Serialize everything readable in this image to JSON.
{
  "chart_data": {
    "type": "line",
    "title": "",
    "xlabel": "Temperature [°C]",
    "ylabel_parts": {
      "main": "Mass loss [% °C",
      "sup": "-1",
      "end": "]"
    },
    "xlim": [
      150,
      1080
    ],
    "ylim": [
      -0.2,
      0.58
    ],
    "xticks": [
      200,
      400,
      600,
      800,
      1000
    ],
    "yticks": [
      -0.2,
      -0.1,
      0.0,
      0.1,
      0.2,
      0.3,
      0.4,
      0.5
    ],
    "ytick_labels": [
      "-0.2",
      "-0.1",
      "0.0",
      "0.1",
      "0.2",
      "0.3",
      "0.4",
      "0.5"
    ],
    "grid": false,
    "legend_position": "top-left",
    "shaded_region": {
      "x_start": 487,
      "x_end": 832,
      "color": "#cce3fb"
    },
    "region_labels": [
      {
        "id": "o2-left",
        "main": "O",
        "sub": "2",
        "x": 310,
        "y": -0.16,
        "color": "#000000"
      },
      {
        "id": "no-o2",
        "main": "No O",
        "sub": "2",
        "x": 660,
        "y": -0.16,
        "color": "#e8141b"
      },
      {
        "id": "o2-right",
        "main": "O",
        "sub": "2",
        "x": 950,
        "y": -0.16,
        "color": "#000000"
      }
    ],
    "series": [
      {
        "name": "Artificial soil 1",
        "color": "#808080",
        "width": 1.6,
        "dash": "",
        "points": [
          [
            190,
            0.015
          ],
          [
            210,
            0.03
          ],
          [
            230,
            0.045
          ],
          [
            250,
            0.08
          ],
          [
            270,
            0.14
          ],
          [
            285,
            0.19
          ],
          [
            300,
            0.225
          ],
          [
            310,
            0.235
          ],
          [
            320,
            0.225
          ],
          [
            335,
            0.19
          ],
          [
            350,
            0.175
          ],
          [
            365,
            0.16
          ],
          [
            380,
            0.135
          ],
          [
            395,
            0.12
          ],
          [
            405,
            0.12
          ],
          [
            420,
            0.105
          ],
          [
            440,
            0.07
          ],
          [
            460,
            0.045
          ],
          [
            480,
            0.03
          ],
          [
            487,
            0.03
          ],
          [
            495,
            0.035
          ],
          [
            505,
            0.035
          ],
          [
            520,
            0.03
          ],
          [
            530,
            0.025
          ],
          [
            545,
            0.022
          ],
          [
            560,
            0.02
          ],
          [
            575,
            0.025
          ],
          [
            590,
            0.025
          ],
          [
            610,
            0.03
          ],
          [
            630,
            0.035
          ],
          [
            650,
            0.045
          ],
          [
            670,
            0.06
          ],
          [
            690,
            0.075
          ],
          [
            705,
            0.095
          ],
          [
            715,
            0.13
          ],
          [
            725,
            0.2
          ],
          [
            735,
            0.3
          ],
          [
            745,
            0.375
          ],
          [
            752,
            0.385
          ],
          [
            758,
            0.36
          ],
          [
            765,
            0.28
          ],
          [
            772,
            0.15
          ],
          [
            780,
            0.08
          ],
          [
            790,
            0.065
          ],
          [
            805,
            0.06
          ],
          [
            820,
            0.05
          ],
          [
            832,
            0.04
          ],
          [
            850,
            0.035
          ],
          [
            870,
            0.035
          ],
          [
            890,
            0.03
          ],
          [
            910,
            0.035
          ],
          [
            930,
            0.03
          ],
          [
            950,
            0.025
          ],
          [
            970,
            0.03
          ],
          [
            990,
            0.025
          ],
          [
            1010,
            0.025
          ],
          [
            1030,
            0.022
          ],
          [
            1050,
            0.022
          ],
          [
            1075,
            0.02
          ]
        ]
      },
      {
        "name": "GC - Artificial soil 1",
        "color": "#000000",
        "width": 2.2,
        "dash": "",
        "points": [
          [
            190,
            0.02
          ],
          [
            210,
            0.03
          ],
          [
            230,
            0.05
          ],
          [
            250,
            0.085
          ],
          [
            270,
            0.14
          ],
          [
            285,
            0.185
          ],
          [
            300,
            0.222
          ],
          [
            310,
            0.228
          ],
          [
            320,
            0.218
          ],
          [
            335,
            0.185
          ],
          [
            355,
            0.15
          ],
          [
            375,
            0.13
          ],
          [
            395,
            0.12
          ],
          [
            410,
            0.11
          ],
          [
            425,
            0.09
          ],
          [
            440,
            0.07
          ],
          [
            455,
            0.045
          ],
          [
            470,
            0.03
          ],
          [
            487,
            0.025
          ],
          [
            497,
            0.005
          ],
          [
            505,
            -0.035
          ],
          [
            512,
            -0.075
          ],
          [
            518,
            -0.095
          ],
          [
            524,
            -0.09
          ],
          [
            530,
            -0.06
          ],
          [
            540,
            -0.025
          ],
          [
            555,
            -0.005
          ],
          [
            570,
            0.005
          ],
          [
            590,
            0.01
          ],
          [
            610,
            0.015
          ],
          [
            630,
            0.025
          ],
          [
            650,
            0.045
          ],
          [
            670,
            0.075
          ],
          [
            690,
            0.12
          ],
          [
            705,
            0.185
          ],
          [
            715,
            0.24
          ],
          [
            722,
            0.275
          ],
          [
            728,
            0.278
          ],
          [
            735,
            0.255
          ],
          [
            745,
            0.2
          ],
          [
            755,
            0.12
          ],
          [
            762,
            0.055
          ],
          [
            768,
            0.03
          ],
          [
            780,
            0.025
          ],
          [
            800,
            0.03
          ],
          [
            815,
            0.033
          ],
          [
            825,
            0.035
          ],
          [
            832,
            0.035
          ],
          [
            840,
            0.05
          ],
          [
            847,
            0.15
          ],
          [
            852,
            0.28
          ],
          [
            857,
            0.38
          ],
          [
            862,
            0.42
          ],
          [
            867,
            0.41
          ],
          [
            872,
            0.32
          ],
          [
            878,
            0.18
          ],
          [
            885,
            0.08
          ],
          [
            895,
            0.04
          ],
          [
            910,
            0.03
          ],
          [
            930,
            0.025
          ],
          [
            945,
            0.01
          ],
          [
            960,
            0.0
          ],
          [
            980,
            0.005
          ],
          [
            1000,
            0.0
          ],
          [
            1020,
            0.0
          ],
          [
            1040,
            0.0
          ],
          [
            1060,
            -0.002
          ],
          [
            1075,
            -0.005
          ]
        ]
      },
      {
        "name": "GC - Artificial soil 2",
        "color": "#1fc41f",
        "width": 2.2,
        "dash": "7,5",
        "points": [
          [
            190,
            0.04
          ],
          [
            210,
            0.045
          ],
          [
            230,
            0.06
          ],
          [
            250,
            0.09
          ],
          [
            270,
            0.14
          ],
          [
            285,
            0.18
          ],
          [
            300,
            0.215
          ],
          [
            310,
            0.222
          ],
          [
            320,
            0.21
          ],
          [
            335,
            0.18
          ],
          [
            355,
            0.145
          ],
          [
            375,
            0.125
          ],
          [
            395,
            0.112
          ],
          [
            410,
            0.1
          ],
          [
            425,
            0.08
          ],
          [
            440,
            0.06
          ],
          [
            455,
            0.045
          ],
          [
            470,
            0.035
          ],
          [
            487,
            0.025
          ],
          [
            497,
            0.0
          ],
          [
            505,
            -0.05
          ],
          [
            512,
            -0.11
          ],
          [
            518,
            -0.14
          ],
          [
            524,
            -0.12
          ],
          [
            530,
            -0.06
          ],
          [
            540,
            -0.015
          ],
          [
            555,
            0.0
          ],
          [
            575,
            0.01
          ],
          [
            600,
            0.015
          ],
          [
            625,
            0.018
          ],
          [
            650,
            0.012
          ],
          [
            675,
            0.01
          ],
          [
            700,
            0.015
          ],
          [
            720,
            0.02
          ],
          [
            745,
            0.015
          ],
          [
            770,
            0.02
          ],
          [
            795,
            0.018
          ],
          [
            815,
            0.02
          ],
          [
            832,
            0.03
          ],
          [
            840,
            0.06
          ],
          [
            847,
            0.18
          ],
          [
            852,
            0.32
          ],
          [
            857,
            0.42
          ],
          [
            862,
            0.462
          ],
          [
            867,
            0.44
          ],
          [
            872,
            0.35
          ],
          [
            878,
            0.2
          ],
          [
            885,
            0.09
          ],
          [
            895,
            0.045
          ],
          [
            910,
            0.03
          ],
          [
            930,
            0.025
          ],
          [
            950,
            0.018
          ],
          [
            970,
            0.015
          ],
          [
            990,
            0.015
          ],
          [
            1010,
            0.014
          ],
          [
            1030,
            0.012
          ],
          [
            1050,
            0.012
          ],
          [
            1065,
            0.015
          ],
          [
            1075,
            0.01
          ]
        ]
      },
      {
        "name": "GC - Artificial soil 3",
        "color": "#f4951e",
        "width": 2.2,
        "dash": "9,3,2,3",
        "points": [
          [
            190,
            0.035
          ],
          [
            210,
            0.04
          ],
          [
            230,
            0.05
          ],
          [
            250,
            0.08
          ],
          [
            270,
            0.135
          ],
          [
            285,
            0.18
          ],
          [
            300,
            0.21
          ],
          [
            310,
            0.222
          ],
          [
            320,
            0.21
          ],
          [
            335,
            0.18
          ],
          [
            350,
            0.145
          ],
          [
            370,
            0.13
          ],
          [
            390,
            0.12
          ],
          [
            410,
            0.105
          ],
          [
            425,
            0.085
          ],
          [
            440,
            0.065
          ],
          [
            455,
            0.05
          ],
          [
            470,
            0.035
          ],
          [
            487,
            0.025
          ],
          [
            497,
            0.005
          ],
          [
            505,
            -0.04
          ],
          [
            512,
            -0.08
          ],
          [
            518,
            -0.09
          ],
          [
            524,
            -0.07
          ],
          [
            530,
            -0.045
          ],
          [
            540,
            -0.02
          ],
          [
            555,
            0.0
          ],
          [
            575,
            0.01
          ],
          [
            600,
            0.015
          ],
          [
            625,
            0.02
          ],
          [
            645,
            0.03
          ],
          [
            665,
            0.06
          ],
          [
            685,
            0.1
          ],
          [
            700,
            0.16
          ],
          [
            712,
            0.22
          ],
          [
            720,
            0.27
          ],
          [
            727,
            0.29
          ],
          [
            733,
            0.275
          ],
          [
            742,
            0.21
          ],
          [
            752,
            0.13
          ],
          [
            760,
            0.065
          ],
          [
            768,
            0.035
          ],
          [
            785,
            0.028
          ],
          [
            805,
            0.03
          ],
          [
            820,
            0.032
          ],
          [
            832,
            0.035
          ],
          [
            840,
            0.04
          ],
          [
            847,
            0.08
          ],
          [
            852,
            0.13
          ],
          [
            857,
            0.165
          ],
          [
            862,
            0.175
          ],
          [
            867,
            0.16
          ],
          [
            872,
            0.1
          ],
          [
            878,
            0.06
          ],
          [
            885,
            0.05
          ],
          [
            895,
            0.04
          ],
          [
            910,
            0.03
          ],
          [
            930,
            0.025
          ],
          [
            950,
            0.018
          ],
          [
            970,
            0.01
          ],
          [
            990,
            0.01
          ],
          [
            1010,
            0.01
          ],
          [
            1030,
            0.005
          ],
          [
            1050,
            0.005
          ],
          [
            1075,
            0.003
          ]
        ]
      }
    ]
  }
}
------------------------------------
[Work required] Check every line of the entries above for the word "color" and report how many lines contain it, giving the number only.

[Result] 8